# START OF Input records

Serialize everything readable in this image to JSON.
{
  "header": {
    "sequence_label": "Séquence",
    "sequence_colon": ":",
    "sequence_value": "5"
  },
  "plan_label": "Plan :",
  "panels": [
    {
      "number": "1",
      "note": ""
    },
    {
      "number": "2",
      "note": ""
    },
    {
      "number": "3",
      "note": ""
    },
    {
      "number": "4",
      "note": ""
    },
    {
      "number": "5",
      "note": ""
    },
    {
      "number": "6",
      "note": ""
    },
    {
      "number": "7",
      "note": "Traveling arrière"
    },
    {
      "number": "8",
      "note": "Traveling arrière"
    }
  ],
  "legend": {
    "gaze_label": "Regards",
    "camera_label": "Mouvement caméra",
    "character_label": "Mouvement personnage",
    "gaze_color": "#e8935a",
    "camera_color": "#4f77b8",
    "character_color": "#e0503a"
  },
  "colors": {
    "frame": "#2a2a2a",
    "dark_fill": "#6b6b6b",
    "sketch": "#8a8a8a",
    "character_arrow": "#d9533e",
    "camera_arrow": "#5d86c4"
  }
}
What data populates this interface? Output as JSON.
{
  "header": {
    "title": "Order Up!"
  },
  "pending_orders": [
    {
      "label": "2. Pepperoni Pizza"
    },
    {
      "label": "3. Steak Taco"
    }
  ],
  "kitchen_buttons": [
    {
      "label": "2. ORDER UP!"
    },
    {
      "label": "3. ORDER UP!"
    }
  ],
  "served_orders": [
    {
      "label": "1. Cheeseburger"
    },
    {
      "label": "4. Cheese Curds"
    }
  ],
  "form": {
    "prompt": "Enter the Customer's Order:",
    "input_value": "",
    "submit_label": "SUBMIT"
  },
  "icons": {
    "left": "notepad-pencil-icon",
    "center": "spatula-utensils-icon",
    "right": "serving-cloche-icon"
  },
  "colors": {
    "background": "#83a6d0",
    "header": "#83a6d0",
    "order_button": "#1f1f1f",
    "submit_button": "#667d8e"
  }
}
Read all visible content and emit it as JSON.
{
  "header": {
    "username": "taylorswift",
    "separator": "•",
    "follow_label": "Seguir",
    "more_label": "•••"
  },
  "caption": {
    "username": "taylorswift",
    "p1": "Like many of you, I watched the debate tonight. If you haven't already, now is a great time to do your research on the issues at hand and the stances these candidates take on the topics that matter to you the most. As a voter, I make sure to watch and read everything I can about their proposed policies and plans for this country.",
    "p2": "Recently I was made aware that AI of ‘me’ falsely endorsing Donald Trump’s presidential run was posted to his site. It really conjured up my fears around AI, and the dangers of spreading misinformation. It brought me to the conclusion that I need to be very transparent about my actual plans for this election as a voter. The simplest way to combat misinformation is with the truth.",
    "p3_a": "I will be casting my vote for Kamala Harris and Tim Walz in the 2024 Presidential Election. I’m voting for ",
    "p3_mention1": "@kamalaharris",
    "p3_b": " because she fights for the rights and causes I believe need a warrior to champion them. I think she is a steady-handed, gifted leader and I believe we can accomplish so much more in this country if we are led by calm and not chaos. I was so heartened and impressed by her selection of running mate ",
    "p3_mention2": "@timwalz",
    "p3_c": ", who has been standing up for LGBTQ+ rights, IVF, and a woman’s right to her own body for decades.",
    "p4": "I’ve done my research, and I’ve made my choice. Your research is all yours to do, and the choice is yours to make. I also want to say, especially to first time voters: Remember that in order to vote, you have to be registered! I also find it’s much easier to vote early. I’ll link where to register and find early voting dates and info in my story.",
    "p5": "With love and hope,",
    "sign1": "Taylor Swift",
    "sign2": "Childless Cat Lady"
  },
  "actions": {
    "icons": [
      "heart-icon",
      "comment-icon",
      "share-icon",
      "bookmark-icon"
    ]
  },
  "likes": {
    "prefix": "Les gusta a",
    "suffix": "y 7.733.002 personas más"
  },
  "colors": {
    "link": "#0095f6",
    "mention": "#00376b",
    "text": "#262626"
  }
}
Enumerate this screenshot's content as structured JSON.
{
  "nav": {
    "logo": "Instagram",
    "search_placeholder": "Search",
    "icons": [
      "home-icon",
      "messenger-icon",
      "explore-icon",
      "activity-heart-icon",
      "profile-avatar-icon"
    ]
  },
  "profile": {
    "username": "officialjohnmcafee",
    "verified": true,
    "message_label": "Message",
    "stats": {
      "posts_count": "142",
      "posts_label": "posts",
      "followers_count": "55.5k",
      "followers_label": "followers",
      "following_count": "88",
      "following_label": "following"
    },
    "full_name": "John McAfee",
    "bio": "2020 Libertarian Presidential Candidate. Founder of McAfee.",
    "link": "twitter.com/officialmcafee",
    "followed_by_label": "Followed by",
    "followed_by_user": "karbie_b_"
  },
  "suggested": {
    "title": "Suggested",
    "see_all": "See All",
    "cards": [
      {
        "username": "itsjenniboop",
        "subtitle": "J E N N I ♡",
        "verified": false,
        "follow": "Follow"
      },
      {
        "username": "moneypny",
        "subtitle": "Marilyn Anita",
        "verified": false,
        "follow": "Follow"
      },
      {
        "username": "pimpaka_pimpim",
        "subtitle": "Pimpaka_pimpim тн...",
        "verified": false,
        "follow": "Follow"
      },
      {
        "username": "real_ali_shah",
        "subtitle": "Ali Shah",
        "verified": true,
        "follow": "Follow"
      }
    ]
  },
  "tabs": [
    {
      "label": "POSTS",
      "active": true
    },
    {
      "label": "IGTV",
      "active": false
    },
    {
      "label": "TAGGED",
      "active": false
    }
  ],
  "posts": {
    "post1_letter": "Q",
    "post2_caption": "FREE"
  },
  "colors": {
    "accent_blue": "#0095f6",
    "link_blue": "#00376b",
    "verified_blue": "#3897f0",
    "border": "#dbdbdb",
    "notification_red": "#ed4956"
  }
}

# END OF Input records

=== What to produce ===
Reproduce each entry word for word.

=== Finished exercise ===
Serialize everything readable in this image to JSON.
{
  "header": {
    "sequence_label": "Séquence",
    "sequence_colon": ":",
    "sequence_value": "5"
  },
  "plan_label": "Plan :",
  "panels": [
    {
      "number": "1",
      "note": ""
    },
    {
      "number": "2",
      "note": ""
    },
    {
      "number": "3",
      "note": ""
    },
    {
      "number": "4",
      "note": ""
    },
    {
      "number": "5",
      "note": ""
    },
    {
      "number": "6",
      "note": ""
    },
    {
      "number": "7",
      "note": "Traveling arrière"
    },
    {
      "number": "8",
      "note": "Traveling arrière"
    }
  ],
  "legend": {
    "gaze_label": "Regards",
    "camera_label": "Mouvement caméra",
    "character_label": "Mouvement personnage",
    "gaze_color": "#e8935a",
    "camera_color": "#4f77b8",
    "character_color": "#e0503a"
  },
  "colors": {
    "frame": "#2a2a2a",
    "dark_fill": "#6b6b6b",
    "sketch": "#8a8a8a",
    "character_arrow": "#d9533e",
    "camera_arrow": "#5d86c4"
  }
}
What data populates this interface? Output as JSON.
{
  "header": {
    "title": "Order Up!"
  },
  "pending_orders": [
    {
      "label": "2. Pepperoni Pizza"
    },
    {
      "label": "3. Steak Taco"
    }
  ],
  "kitchen_buttons": [
    {
      "label": "2. ORDER UP!"
    },
    {
      "label": "3. ORDER UP!"
    }
  ],
  "served_orders": [
    {
      "label": "1. Cheeseburger"
    },
    {
      "label": "4. Cheese Curds"
    }
  ],
  "form": {
    "prompt": "Enter the Customer's Order:",
    "input_value": "",
    "submit_label": "SUBMIT"
  },
  "icons": {
    "left": "notepad-pencil-icon",
    "center": "spatula-utensils-icon",
    "right": "serving-cloche-icon"
  },
  "colors": {
    "background": "#83a6d0",
    "header": "#83a6d0",
    "order_button": "#1f1f1f",
    "submit_button": "#667d8e"
  }
}
Read all visible content and emit it as JSON.
{
  "header": {
    "username": "taylorswift",
    "separator": "•",
    "follow_label": "Seguir",
    "more_label": "•••"
  },
  "caption": {
    "username": "taylorswift",
    "p1": "Like many of you, I watched the debate tonight. If you haven't already, now is a great time to do your research on the issues at hand and the stances these candidates take on the topics that matter to you the most. As a voter, I make sure to watch and read everything I can about their proposed policies and plans for this country.",
    "p2": "Recently I was made aware that AI of ‘me’ falsely endorsing Donald Trump’s presidential run was posted to his site. It really conjured up my fears around AI, and the dangers of spreading misinformation. It brought me to the conclusion that I need to be very transparent about my actual plans for this election as a voter. The simplest way to combat misinformation is with the truth.",
    "p3_a": "I will be casting my vote for Kamala Harris and Tim Walz in the 2024 Presidential Election. I’m voting for ",
    "p3_mention1": "@kamalaharris",
    "p3_b": " because she fights for the rights and causes I believe need a warrior to champion them. I think she is a steady-handed, gifted leader and I believe we can accomplish so much more in this country if we are led by calm and not chaos. I was so heartened and impressed by her selection of running mate ",
    "p3_mention2": "@timwalz",
    "p3_c": ", who has been standing up for LGBTQ+ rights, IVF, and a woman’s right to her own body for decades.",
    "p4": "I’ve done my research, and I’ve made my choice. Your research is all yours to do, and the choice is yours to make. I also want to say, especially to first time voters: Remember that in order to vote, you have to be registered! I also find it’s much easier to vote early. I’ll link where to register and find early voting dates and info in my story.",
    "p5": "With love and hope,",
    "sign1": "Taylor Swift",
    "sign2": "Childless Cat Lady"
  },
  "actions": {
    "icons": [
      "heart-icon",
      "comment-icon",
      "share-icon",
      "bookmark-icon"
    ]
  },
  "likes": {
    "prefix": "Les gusta a",
    "suffix": "y 7.733.002 personas más"
  },
  "colors": {
    "link": "#0095f6",
    "mention": "#00376b",
    "text": "#262626"
  }
}
Enumerate this screenshot's content as structured JSON.
{
  "nav": {
    "logo": "Instagram",
    "search_placeholder": "Search",
    "icons": [
      "home-icon",
      "messenger-icon",
      "explore-icon",
      "activity-heart-icon",
      "profile-avatar-icon"
    ]
  },
  "profile": {
    "username": "officialjohnmcafee",
    "verified": true,
    "message_label": "Message",
    "stats": {
      "posts_count": "142",
      "posts_label": "posts",
      "followers_count": "55.5k",
      "followers_label": "followers",
      "following_count": "88",
      "following_label": "following"
    },
    "full_name": "John McAfee",
    "bio": "2020 Libertarian Presidential Candidate. Founder of McAfee.",
    "link": "twitter.com/officialmcafee",
    "followed_by_label": "Followed by",
    "followed_by_user": "karbie_b_"
  },
  "suggested": {
    "title": "Suggested",
    "see_all": "See All",
    "cards": [
      {
        "username": "itsjenniboop",
        "subtitle": "J E N N I ♡",
        "verified": false,
        "follow": "Follow"
      },
      {
        "username": "moneypny",
        "subtitle": "Marilyn Anita",
        "verified": false,
        "follow": "Follow"
      },
      {
        "username": "pimpaka_pimpim",
        "subtitle": "Pimpaka_pimpim тн...",
        "verified": false,
        "follow": "Follow"
      },
      {
        "username": "real_ali_shah",
        "subtitle": "Ali Shah",
        "verified": true,
        "follow": "Follow"
      }
    ]
  },
  "tabs": [
    {
      "label": "POSTS",
      "active": true
    },
    {
      "label": "IGTV",
      "active": false
    },
    {
      "label": "TAGGED",
      "active": false
    }
  ],
  "posts": {
    "post1_letter": "Q",
    "post2_caption": "FREE"
  },
  "colors": {
    "accent_blue": "#0095f6",
    "link_blue": "#00376b",
    "verified_blue": "#3897f0",
    "border": "#dbdbdb",
    "notification_red": "#ed4956"
  }
}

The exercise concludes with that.